What is asked - Leave the pictures out and transcribe every record exactly.

═══ Information supplied ═══

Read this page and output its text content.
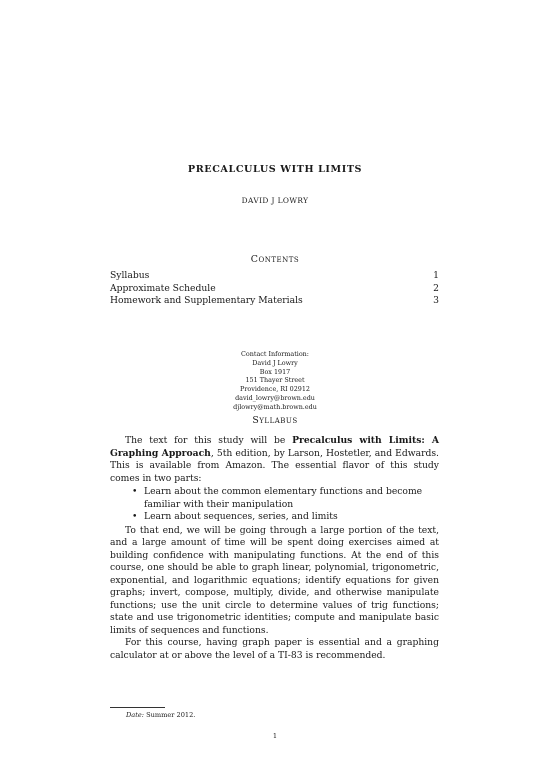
PRECALCULUS WITH LIMITS
DAVID J LOWRY
Contents
Syllabus	1
Approximate Schedule	2
Homework and Supplementary Materials	3
Contact Information:
David J Lowry
Box 1917
151 Thayer Street
Providence, RI 02912
david_lowry@brown.edu
djlowry@math.brown.edu
Syllabus

The text for this study will be Precalculus with Limits: A Graphing Approach, 5th edition, by Larson, Hostetler, and Edwards. This is available from Amazon. The essential flavor of this study comes in two parts:

• Learn about the common elementary functions and become familiar with their manipulation
• Learn about sequences, series, and limits

To that end, we will be going through a large portion of the text, and a large amount of time will be spent doing exercises aimed at building confidence with manipulating functions. At the end of this course, one should be able to graph linear, polynomial, trigonometric, exponential, and logarithmic equations; identify equations for given graphs; invert, compose, multiply, divide, and otherwise manipulate functions; use the unit circle to determine values of trig functions; state and use trigonometric identities; compute and manipulate basic limits of sequences and functions.

For this course, having graph paper is essential and a graphing calculator at or above the level of a TI-83 is recommended.

Date: Summer 2012.
1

═══

Final answer -
Read this page and output its text content.
PRECALCULUS WITH LIMITS
DAVID J LOWRY
Contents
Syllabus	1
Approximate Schedule	2
Homework and Supplementary Materials	3
Contact Information:
David J Lowry
Box 1917
151 Thayer Street
Providence, RI 02912
david_lowry@brown.edu
djlowry@math.brown.edu
Syllabus

The text for this study will be Precalculus with Limits: A Graphing Approach, 5th edition, by Larson, Hostetler, and Edwards. This is available from Amazon. The essential flavor of this study comes in two parts:

• Learn about the common elementary functions and become familiar with their manipulation
• Learn about sequences, series, and limits

To that end, we will be going through a large portion of the text, and a large amount of time will be spent doing exercises aimed at building confidence with manipulating functions. At the end of this course, one should be able to graph linear, polynomial, trigonometric, exponential, and logarithmic equations; identify equations for given graphs; invert, compose, multiply, divide, and otherwise manipulate functions; use the unit circle to determine values of trig functions; state and use trigonometric identities; compute and manipulate basic limits of sequences and functions.

For this course, having graph paper is essential and a graphing calculator at or above the level of a TI-83 is recommended.

Date: Summer 2012.
1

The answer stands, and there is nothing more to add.